Task prompt: Every line holding the string "marker" should be gathered.

>> START

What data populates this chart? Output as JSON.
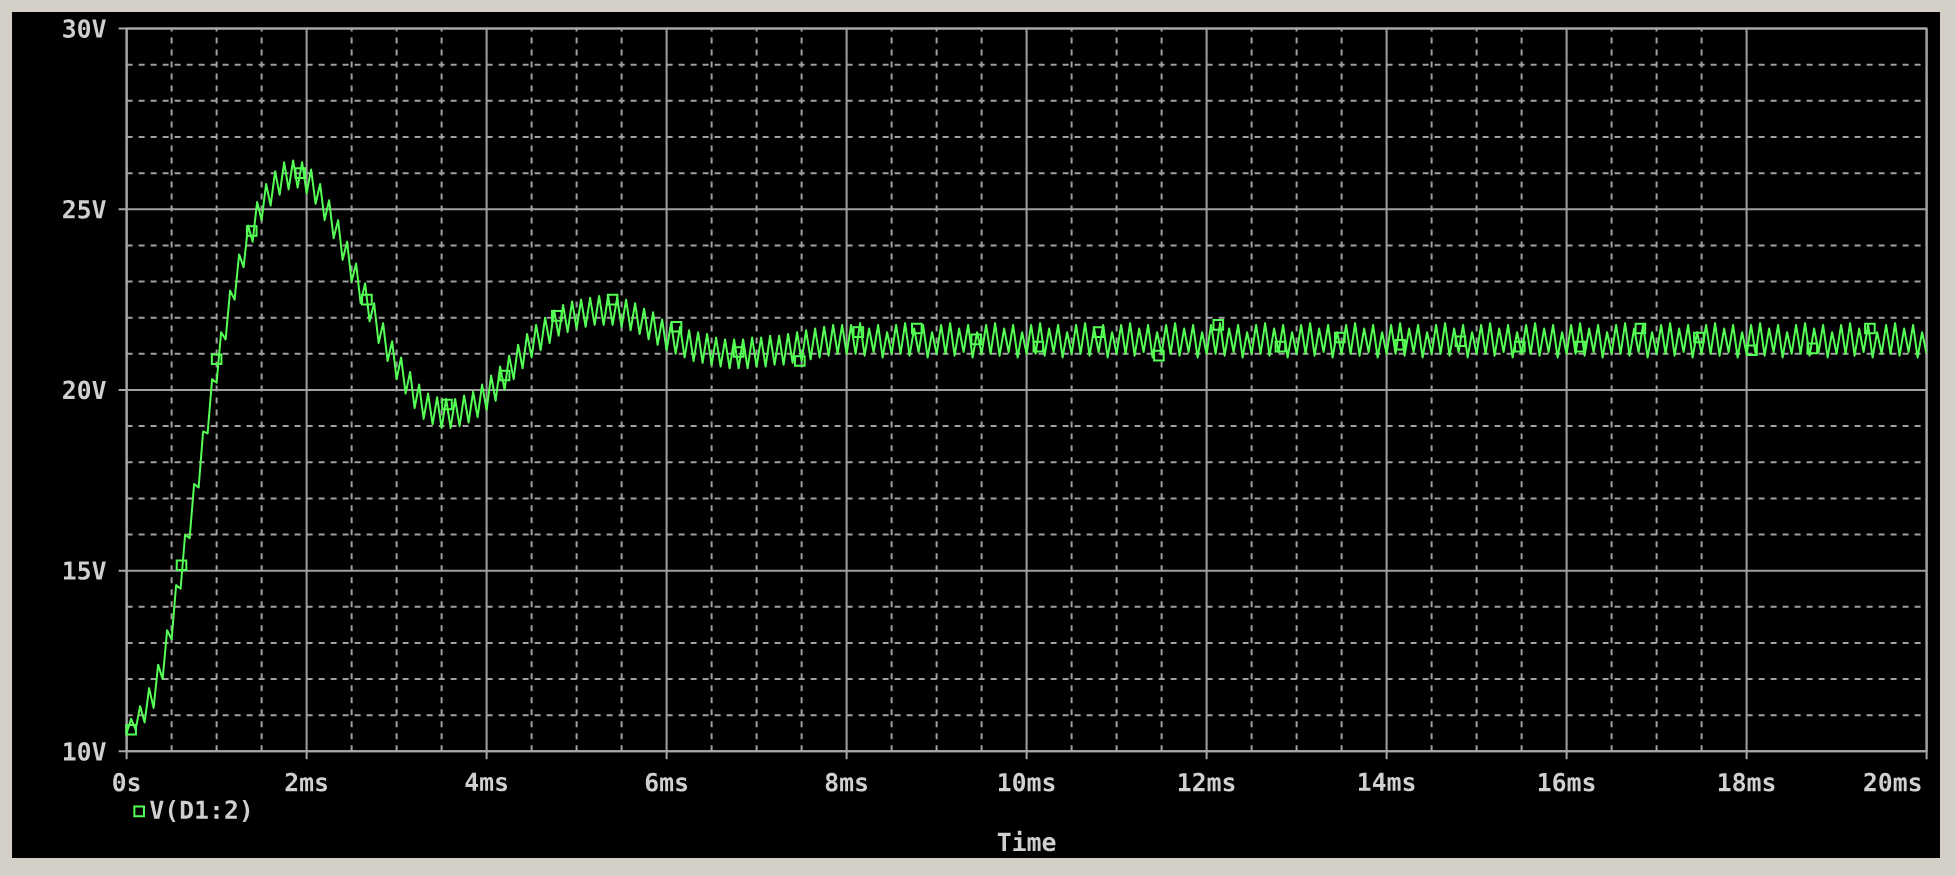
{
  "chart_data": {
    "type": "line",
    "xlabel": "Time",
    "x": [
      0,
      0.05,
      0.1,
      0.15,
      0.2,
      0.25,
      0.3,
      0.35,
      0.4,
      0.45,
      0.5,
      0.55,
      0.6,
      0.65,
      0.7,
      0.75,
      0.8,
      0.85,
      0.9,
      0.95,
      1,
      1.05,
      1.1,
      1.15,
      1.2,
      1.25,
      1.3,
      1.35,
      1.4,
      1.45,
      1.5,
      1.55,
      1.6,
      1.65,
      1.7,
      1.75,
      1.8,
      1.85,
      1.9,
      1.95,
      2,
      2.05,
      2.1,
      2.15,
      2.2,
      2.25,
      2.3,
      2.35,
      2.4,
      2.45,
      2.5,
      2.55,
      2.6,
      2.65,
      2.7,
      2.75,
      2.8,
      2.85,
      2.9,
      2.95,
      3,
      3.05,
      3.1,
      3.15,
      3.2,
      3.25,
      3.3,
      3.35,
      3.4,
      3.45,
      3.5,
      3.55,
      3.6,
      3.65,
      3.7,
      3.75,
      3.8,
      3.85,
      3.9,
      3.95,
      4,
      4.05,
      4.1,
      4.15,
      4.2,
      4.25,
      4.3,
      4.35,
      4.4,
      4.45,
      4.5,
      4.55,
      4.6,
      4.65,
      4.7,
      4.75,
      4.8,
      4.85,
      4.9,
      4.95,
      5,
      5.05,
      5.1,
      5.15,
      5.2,
      5.25,
      5.3,
      5.35,
      5.4,
      5.45,
      5.5,
      5.55,
      5.6,
      5.65,
      5.7,
      5.75,
      5.8,
      5.85,
      5.9,
      5.95,
      6,
      6.05,
      6.1,
      6.15,
      6.2,
      6.25,
      6.3,
      6.35,
      6.4,
      6.45,
      6.5,
      6.55,
      6.6,
      6.65,
      6.7,
      6.75,
      6.8,
      6.85,
      6.9,
      6.95,
      7,
      7.05,
      7.1,
      7.15,
      7.2,
      7.25,
      7.3,
      7.35,
      7.4,
      7.45,
      7.5,
      7.55,
      7.6,
      7.65,
      7.7,
      7.75,
      7.8,
      7.85,
      7.9,
      7.95,
      8,
      8.05,
      8.1,
      8.15,
      8.2,
      8.25,
      8.3,
      8.35,
      8.4,
      8.45,
      8.5,
      8.55,
      8.6,
      8.65,
      8.7,
      8.75,
      8.8,
      8.85,
      8.9,
      8.95,
      9,
      9.05,
      9.1,
      9.15,
      9.2,
      9.25,
      9.3,
      9.35,
      9.4,
      9.45,
      9.5,
      9.55,
      9.6,
      9.65,
      9.7,
      9.75,
      9.8,
      9.85,
      9.9,
      9.95,
      10,
      10.05,
      10.1,
      10.15,
      10.2,
      10.25,
      10.3,
      10.35,
      10.4,
      10.45,
      10.5,
      10.55,
      10.6,
      10.65,
      10.7,
      10.75,
      10.8,
      10.85,
      10.9,
      10.95,
      11,
      11.05,
      11.1,
      11.15,
      11.2,
      11.25,
      11.3,
      11.35,
      11.4,
      11.45,
      11.5,
      11.55,
      11.6,
      11.65,
      11.7,
      11.75,
      11.8,
      11.85,
      11.9,
      11.95,
      12,
      12.05,
      12.1,
      12.15,
      12.2,
      12.25,
      12.3,
      12.35,
      12.4,
      12.45,
      12.5,
      12.55,
      12.6,
      12.65,
      12.7,
      12.75,
      12.8,
      12.85,
      12.9,
      12.95,
      13,
      13.05,
      13.1,
      13.15,
      13.2,
      13.25,
      13.3,
      13.35,
      13.4,
      13.45,
      13.5,
      13.55,
      13.6,
      13.65,
      13.7,
      13.75,
      13.8,
      13.85,
      13.9,
      13.95,
      14,
      14.05,
      14.1,
      14.15,
      14.2,
      14.25,
      14.3,
      14.35,
      14.4,
      14.45,
      14.5,
      14.55,
      14.6,
      14.65,
      14.7,
      14.75,
      14.8,
      14.85,
      14.9,
      14.95,
      15,
      15.05,
      15.1,
      15.15,
      15.2,
      15.25,
      15.3,
      15.35,
      15.4,
      15.45,
      15.5,
      15.55,
      15.6,
      15.65,
      15.7,
      15.75,
      15.8,
      15.85,
      15.9,
      15.95,
      16,
      16.05,
      16.1,
      16.15,
      16.2,
      16.25,
      16.3,
      16.35,
      16.4,
      16.45,
      16.5,
      16.55,
      16.6,
      16.65,
      16.7,
      16.75,
      16.8,
      16.85,
      16.9,
      16.95,
      17,
      17.05,
      17.1,
      17.15,
      17.2,
      17.25,
      17.3,
      17.35,
      17.4,
      17.45,
      17.5,
      17.55,
      17.6,
      17.65,
      17.7,
      17.75,
      17.8,
      17.85,
      17.9,
      17.95,
      18,
      18.05,
      18.1,
      18.15,
      18.2,
      18.25,
      18.3,
      18.35,
      18.4,
      18.45,
      18.5,
      18.55,
      18.6,
      18.65,
      18.7,
      18.75,
      18.8,
      18.85,
      18.9,
      18.95,
      19,
      19.05,
      19.1,
      19.15,
      19.2,
      19.25,
      19.3,
      19.35,
      19.4,
      19.45,
      19.5,
      19.55,
      19.6,
      19.65,
      19.7,
      19.75,
      19.8,
      19.85,
      19.9,
      19.95,
      20
    ],
    "series": [
      {
        "name": "V(D1:2)",
        "color": "#55ff55",
        "values": [
          10.5,
          10.9,
          10.6,
          11.25,
          10.8,
          11.75,
          11.2,
          12.4,
          12.0,
          13.35,
          13.1,
          14.6,
          14.5,
          16.0,
          15.9,
          17.4,
          17.3,
          18.85,
          18.8,
          20.3,
          20.2,
          21.6,
          21.4,
          22.75,
          22.5,
          23.75,
          23.4,
          24.55,
          24.1,
          25.2,
          24.7,
          25.7,
          25.1,
          26.05,
          25.4,
          26.3,
          25.55,
          26.35,
          25.6,
          26.3,
          25.45,
          26.1,
          25.15,
          25.7,
          24.7,
          25.25,
          24.2,
          24.7,
          23.6,
          24.1,
          23.0,
          23.5,
          22.4,
          22.95,
          21.9,
          22.4,
          21.3,
          21.85,
          20.8,
          21.35,
          20.3,
          20.9,
          19.9,
          20.5,
          19.5,
          20.15,
          19.2,
          19.9,
          19.05,
          19.8,
          18.95,
          19.75,
          18.95,
          19.75,
          19.0,
          19.85,
          19.1,
          19.95,
          19.25,
          20.15,
          19.45,
          20.4,
          19.7,
          20.65,
          20.0,
          20.95,
          20.3,
          21.25,
          20.6,
          21.55,
          20.9,
          21.8,
          21.1,
          22.0,
          21.3,
          22.2,
          21.5,
          22.35,
          21.6,
          22.45,
          21.7,
          22.5,
          21.75,
          22.55,
          21.8,
          22.6,
          21.8,
          22.6,
          21.8,
          22.55,
          21.75,
          22.5,
          21.65,
          22.4,
          21.55,
          22.25,
          21.4,
          22.15,
          21.25,
          21.95,
          21.1,
          21.85,
          21.0,
          21.75,
          20.9,
          21.65,
          20.8,
          21.6,
          20.75,
          21.55,
          20.7,
          21.45,
          20.65,
          21.4,
          20.6,
          21.4,
          20.6,
          21.4,
          20.6,
          21.45,
          20.65,
          21.45,
          20.65,
          21.5,
          20.7,
          21.5,
          20.7,
          21.55,
          20.75,
          21.6,
          20.8,
          21.65,
          20.85,
          21.7,
          20.9,
          21.75,
          20.95,
          21.8,
          21.0,
          21.8,
          21.0,
          21.8,
          21.0,
          21.85,
          20.95,
          21.7,
          21.05,
          21.8,
          20.9,
          21.6,
          21.0,
          21.8,
          21.0,
          21.85,
          20.95,
          21.7,
          21.05,
          21.8,
          20.9,
          21.6,
          21.0,
          21.8,
          21.0,
          21.85,
          20.95,
          21.7,
          21.05,
          21.8,
          20.9,
          21.6,
          21.0,
          21.8,
          21.0,
          21.85,
          20.95,
          21.7,
          21.05,
          21.8,
          20.9,
          21.6,
          21.0,
          21.8,
          21.0,
          21.85,
          20.95,
          21.7,
          21.05,
          21.8,
          20.9,
          21.6,
          21.0,
          21.8,
          21.0,
          21.85,
          20.95,
          21.7,
          21.05,
          21.8,
          20.9,
          21.6,
          21.0,
          21.8,
          21.0,
          21.85,
          20.95,
          21.7,
          21.05,
          21.8,
          20.9,
          21.6,
          21.0,
          21.8,
          21.0,
          21.85,
          20.95,
          21.7,
          21.05,
          21.8,
          20.9,
          21.6,
          21.0,
          21.8,
          21.0,
          21.85,
          20.95,
          21.7,
          21.05,
          21.8,
          20.9,
          21.6,
          21.0,
          21.8,
          21.0,
          21.85,
          20.95,
          21.7,
          21.05,
          21.8,
          20.9,
          21.6,
          21.0,
          21.8,
          21.0,
          21.85,
          20.95,
          21.7,
          21.05,
          21.8,
          20.9,
          21.6,
          21.0,
          21.8,
          21.0,
          21.85,
          20.95,
          21.7,
          21.05,
          21.8,
          20.9,
          21.6,
          21.0,
          21.8,
          21.0,
          21.85,
          20.95,
          21.7,
          21.05,
          21.8,
          20.9,
          21.6,
          21.0,
          21.8,
          21.0,
          21.85,
          20.95,
          21.7,
          21.05,
          21.8,
          20.9,
          21.6,
          21.0,
          21.8,
          21.0,
          21.85,
          20.95,
          21.7,
          21.05,
          21.8,
          20.9,
          21.6,
          21.0,
          21.8,
          21.0,
          21.85,
          20.95,
          21.7,
          21.05,
          21.8,
          20.9,
          21.6,
          21.0,
          21.8,
          21.0,
          21.85,
          20.95,
          21.7,
          21.05,
          21.8,
          20.9,
          21.6,
          21.0,
          21.8,
          21.0,
          21.85,
          20.95,
          21.7,
          21.05,
          21.8,
          20.9,
          21.6,
          21.0,
          21.8,
          21.0,
          21.85,
          20.95,
          21.7,
          21.05,
          21.8,
          20.9,
          21.6,
          21.0,
          21.8,
          21.0,
          21.85,
          20.95,
          21.7,
          21.05,
          21.8,
          20.9,
          21.6,
          21.0,
          21.8,
          21.0,
          21.85,
          20.95,
          21.7,
          21.05,
          21.8,
          20.9,
          21.6,
          21.0,
          21.8,
          21.0,
          21.85,
          20.95,
          21.7,
          21.05,
          21.8,
          20.9,
          21.6,
          21.0,
          21.8,
          21.0,
          21.85,
          20.95,
          21.7,
          21.05,
          21.8,
          20.9,
          21.6,
          21.0,
          21.8,
          21.0,
          21.85,
          20.95,
          21.7,
          21.05,
          21.8,
          20.9,
          21.6,
          21.0
        ]
      },
      {
        "type": "scatter",
        "color": "#55ff55",
        "marker": "square",
        "x": [
          0.05,
          0.61,
          1.0,
          1.39,
          1.93,
          2.67,
          3.56,
          4.2,
          4.78,
          5.4,
          6.11,
          6.8,
          7.48,
          8.13,
          8.78,
          9.44,
          10.13,
          10.8,
          11.47,
          12.13,
          12.82,
          13.48,
          14.15,
          14.82,
          15.48,
          16.15,
          16.82,
          17.47,
          18.06,
          18.73,
          19.37
        ],
        "values": [
          10.6,
          15.15,
          20.85,
          24.4,
          26.0,
          22.5,
          19.6,
          20.4,
          22.05,
          22.5,
          21.75,
          21.05,
          20.8,
          21.6,
          21.7,
          21.4,
          21.2,
          21.6,
          20.95,
          21.8,
          21.2,
          21.45,
          21.25,
          21.35,
          21.2,
          21.2,
          21.7,
          21.45,
          21.1,
          21.15,
          21.7
        ]
      }
    ],
    "xlim": [
      0,
      20
    ],
    "xticks": [
      {
        "value": 0,
        "label": "0s"
      },
      {
        "value": 2,
        "label": "2ms"
      },
      {
        "value": 4,
        "label": "4ms"
      },
      {
        "value": 6,
        "label": "6ms"
      },
      {
        "value": 8,
        "label": "8ms"
      },
      {
        "value": 10,
        "label": "10ms"
      },
      {
        "value": 12,
        "label": "12ms"
      },
      {
        "value": 14,
        "label": "14ms"
      },
      {
        "value": 16,
        "label": "16ms"
      },
      {
        "value": 18,
        "label": "18ms"
      },
      {
        "value": 20,
        "label": "20ms"
      }
    ],
    "ylim": [
      10,
      30
    ],
    "yticks": [
      {
        "value": 10,
        "label": "10V"
      },
      {
        "value": 15,
        "label": "15V"
      },
      {
        "value": 20,
        "label": "20V"
      },
      {
        "value": 25,
        "label": "25V"
      },
      {
        "value": 30,
        "label": "30V"
      }
    ],
    "grid": true,
    "legend": "bottom left",
    "line_style": "solid"
  }
}
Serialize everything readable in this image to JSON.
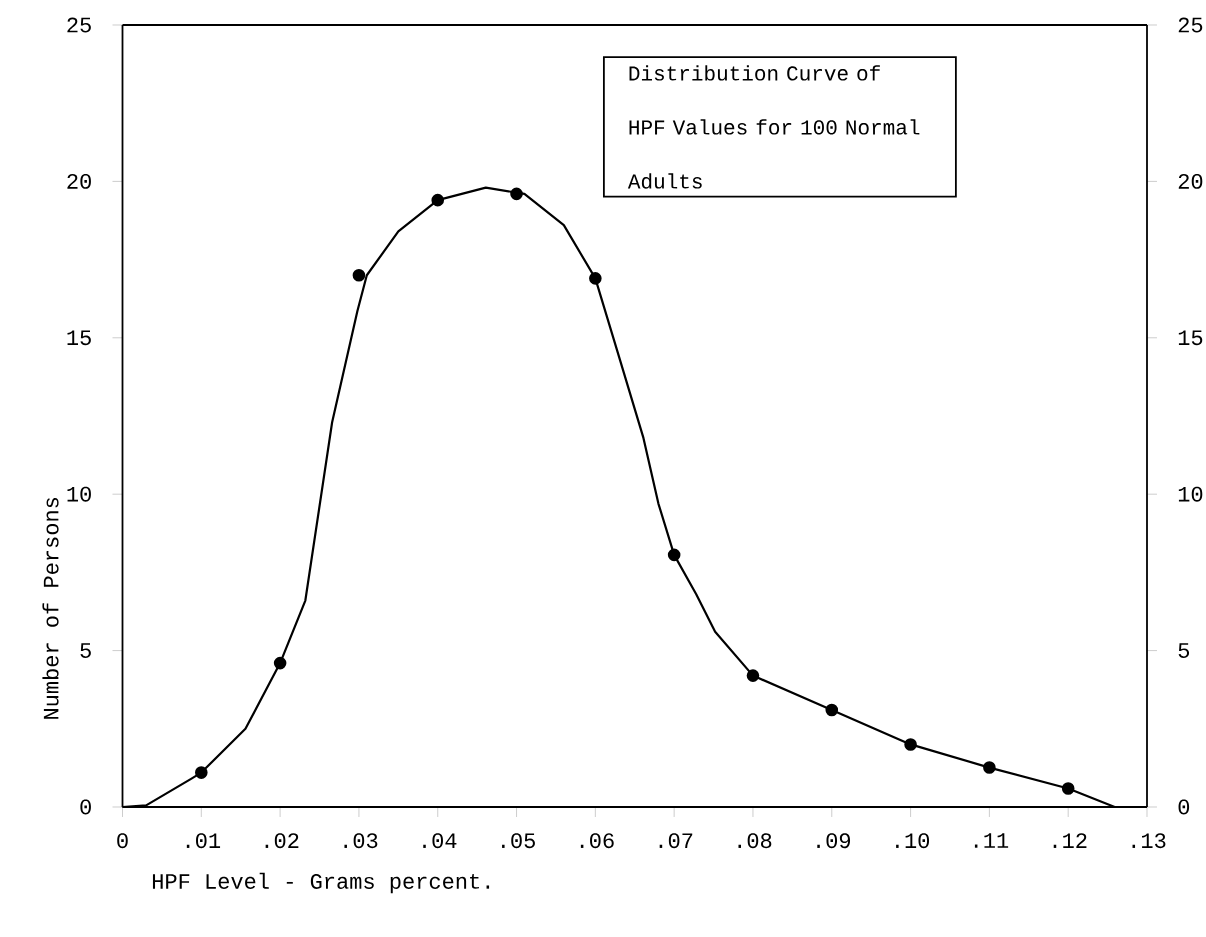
{
  "chart_data": {
    "type": "line",
    "title": "Distribution Curve of HPF Values for 100 Normal Adults",
    "xlabel": "HPF Level - Grams percent.",
    "ylabel": "Number of Persons",
    "series": [
      {
        "type": "line",
        "color": "#000000",
        "marker": "none",
        "x": [
          0,
          0.003,
          0.0087,
          0.01,
          0.0156,
          0.02,
          0.0232,
          0.0266,
          0.0298,
          0.031,
          0.035,
          0.04,
          0.0461,
          0.051,
          0.056,
          0.06,
          0.063,
          0.0661,
          0.068,
          0.07,
          0.0728,
          0.0752,
          0.08,
          0.09,
          0.1,
          0.11,
          0.12,
          0.1259
        ],
        "values": [
          0,
          0.05,
          0.9,
          1.1,
          2.5,
          4.6,
          6.6,
          12.3,
          15.85,
          17.0,
          18.4,
          19.4,
          19.8,
          19.6,
          18.6,
          16.9,
          14.4,
          11.8,
          9.7,
          8.06,
          6.8,
          5.6,
          4.2,
          3.1,
          2.0,
          1.26,
          0.59,
          0
        ]
      },
      {
        "type": "scatter",
        "color": "#000000",
        "marker": "circle",
        "x": [
          0.01,
          0.02,
          0.03,
          0.04,
          0.05,
          0.06,
          0.07,
          0.08,
          0.09,
          0.1,
          0.11,
          0.12
        ],
        "values": [
          1.1,
          4.6,
          17.0,
          19.4,
          19.6,
          16.9,
          8.06,
          4.2,
          3.1,
          2.0,
          1.26,
          0.59
        ]
      }
    ],
    "xlim": [
      0,
      0.13
    ],
    "xticks": [
      0,
      {
        "value": 0.01,
        "label": ".01"
      },
      {
        "value": 0.02,
        "label": ".02"
      },
      {
        "value": 0.03,
        "label": ".03"
      },
      {
        "value": 0.04,
        "label": ".04"
      },
      {
        "value": 0.05,
        "label": ".05"
      },
      {
        "value": 0.06,
        "label": ".06"
      },
      {
        "value": 0.07,
        "label": ".07"
      },
      {
        "value": 0.08,
        "label": ".08"
      },
      {
        "value": 0.09,
        "label": ".09"
      },
      {
        "value": 0.1,
        "label": ".10"
      },
      {
        "value": 0.11,
        "label": ".11"
      },
      {
        "value": 0.12,
        "label": ".12"
      },
      {
        "value": 0.13,
        "label": ".13"
      }
    ],
    "ylim": [
      0,
      25
    ],
    "yticks": [
      0,
      5,
      10,
      15,
      20,
      25
    ],
    "y2lim": [
      0,
      25
    ],
    "y2ticks": [
      0,
      5,
      10,
      15,
      20,
      25
    ],
    "grid": false
  }
}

>> END

Completed task:
        "marker": "square",
        "marker": "none",
        "marker": "circle",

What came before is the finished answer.